= Problem description =
Reproduce every line, starting at the one that contains "Decode this chart: output" and ending at the last line of the data, exactly as it stands; pictures are omitted.

## begin Records to process

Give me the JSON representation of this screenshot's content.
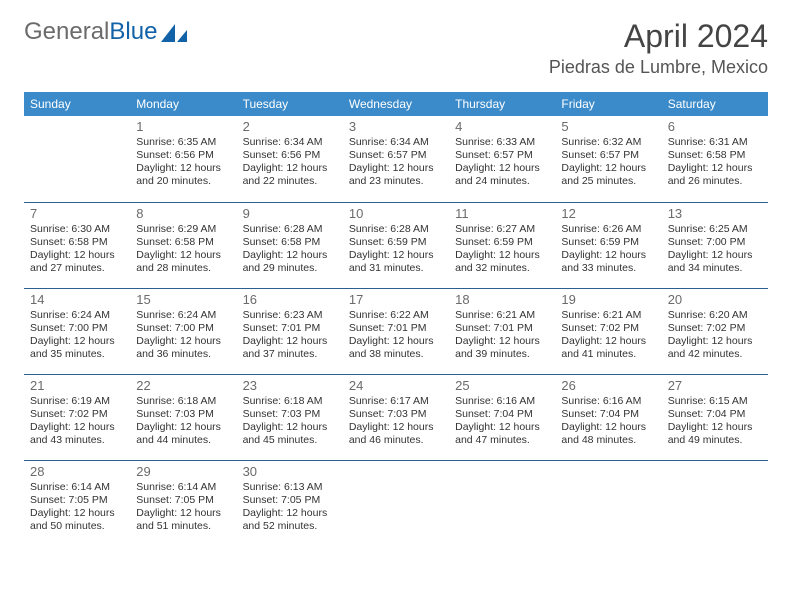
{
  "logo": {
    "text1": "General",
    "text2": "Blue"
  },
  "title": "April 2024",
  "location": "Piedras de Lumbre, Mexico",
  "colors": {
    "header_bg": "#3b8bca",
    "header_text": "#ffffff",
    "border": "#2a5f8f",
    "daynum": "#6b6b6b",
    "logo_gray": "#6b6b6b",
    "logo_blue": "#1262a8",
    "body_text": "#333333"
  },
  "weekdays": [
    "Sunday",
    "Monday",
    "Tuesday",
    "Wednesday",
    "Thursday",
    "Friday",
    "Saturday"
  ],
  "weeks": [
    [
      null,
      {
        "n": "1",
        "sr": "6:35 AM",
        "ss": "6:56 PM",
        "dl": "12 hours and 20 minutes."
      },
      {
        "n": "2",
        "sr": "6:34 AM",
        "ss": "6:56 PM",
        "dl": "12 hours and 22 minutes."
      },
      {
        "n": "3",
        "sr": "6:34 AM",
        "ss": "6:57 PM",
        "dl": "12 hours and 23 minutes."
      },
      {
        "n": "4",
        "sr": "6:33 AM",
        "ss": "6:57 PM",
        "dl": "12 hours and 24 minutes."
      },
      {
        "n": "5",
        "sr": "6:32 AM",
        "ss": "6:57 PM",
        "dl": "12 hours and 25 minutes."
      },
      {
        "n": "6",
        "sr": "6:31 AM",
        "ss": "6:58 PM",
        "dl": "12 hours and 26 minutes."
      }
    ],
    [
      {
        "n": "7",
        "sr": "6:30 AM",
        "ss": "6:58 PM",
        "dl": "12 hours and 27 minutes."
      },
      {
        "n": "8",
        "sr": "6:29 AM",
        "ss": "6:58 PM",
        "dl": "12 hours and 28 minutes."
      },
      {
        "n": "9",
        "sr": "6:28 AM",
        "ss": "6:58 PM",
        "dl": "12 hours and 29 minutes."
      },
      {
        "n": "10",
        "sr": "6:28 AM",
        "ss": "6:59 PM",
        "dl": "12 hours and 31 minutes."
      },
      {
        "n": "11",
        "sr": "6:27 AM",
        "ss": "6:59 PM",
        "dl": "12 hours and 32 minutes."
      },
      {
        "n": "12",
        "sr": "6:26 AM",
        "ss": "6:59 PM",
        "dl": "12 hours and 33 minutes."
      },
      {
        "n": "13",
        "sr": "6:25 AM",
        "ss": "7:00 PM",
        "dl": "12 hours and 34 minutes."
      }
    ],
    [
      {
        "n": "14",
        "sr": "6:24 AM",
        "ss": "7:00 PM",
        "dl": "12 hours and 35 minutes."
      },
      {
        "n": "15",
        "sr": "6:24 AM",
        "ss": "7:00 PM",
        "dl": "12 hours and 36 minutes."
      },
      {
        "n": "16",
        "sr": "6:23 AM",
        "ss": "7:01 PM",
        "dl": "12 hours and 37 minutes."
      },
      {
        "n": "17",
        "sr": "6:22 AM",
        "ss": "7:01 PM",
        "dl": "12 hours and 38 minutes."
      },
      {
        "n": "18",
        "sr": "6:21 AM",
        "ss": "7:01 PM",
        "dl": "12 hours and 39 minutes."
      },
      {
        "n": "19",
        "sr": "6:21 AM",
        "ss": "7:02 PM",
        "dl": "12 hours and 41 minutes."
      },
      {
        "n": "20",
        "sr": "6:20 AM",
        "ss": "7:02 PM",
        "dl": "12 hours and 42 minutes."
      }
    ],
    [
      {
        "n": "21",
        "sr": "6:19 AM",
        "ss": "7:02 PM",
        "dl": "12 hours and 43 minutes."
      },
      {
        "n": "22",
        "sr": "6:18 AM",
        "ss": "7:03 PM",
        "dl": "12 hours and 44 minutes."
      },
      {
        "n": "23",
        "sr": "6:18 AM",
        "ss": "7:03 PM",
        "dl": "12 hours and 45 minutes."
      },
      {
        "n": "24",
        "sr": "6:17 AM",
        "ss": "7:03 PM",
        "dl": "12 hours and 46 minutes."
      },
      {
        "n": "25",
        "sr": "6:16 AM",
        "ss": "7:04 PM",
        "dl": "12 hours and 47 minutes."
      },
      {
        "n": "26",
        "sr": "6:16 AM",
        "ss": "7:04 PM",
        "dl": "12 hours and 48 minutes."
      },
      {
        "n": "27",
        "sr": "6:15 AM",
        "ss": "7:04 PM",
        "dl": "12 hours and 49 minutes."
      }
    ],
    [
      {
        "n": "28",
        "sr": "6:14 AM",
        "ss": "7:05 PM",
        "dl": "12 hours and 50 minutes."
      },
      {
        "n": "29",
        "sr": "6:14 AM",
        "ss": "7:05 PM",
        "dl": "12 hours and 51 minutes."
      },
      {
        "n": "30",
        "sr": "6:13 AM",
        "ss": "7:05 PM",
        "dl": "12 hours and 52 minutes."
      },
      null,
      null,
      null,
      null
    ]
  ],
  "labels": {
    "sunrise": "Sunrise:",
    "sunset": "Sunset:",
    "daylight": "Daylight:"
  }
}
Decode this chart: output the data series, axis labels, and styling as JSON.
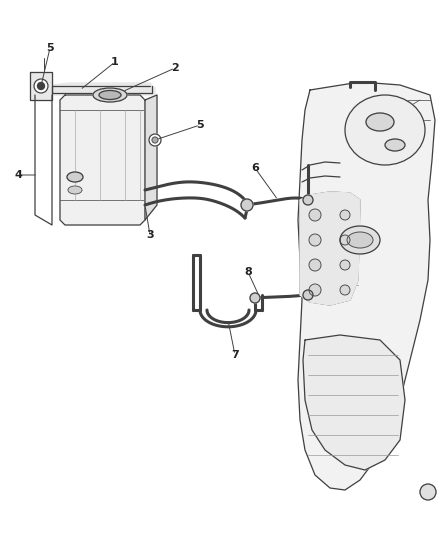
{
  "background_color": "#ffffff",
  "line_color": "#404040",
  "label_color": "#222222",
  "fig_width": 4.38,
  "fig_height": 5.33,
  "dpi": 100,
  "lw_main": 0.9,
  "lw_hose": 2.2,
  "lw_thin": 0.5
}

## end Records to process

= Exercise result =
Decode this chart: output the data series, axis labels, and styling as JSON.
{
  "background_color": "#ffffff",
  "line_color": "#404040",
  "label_color": "#222222",
  "fig_width": 4.38,
  "fig_height": 5.33,
  "dpi": 100,
  "lw_main": 0.9,
  "lw_hose": 2.2,
  "lw_thin": 0.5
}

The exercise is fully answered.